What you should do — Gather every line in the records below that contains the word "faire".

Information shown —
Start

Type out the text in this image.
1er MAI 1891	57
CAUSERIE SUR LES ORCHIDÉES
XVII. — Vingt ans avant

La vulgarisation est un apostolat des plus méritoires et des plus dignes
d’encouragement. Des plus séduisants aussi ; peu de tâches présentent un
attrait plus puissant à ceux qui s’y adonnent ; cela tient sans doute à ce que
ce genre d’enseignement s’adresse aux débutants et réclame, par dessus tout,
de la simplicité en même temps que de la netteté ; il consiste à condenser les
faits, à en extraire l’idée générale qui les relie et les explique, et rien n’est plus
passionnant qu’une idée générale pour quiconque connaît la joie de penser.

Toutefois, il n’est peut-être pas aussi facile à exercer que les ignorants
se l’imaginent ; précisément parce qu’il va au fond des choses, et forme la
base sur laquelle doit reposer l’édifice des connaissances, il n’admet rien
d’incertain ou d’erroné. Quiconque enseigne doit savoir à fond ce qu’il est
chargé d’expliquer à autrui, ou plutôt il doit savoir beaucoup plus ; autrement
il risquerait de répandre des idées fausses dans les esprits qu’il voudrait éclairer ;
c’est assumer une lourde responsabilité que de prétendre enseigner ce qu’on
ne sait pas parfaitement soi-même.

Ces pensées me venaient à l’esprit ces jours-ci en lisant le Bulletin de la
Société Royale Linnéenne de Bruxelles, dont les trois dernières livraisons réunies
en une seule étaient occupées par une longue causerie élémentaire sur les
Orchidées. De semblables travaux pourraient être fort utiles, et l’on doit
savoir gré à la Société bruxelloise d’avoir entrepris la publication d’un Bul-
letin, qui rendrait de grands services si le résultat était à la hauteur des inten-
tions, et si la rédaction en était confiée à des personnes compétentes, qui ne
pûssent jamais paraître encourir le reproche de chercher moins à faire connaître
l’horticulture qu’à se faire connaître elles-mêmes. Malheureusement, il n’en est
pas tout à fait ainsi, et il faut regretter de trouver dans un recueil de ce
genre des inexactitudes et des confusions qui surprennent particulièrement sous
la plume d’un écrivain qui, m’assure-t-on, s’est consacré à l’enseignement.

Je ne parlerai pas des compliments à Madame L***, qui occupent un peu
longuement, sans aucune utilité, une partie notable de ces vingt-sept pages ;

End

Written reply —
pûssent jamais paraître encourir le reproche de chercher moins à faire connaître
l’horticulture qu’à se faire connaître elles-mêmes. Malheureusement, il n’en est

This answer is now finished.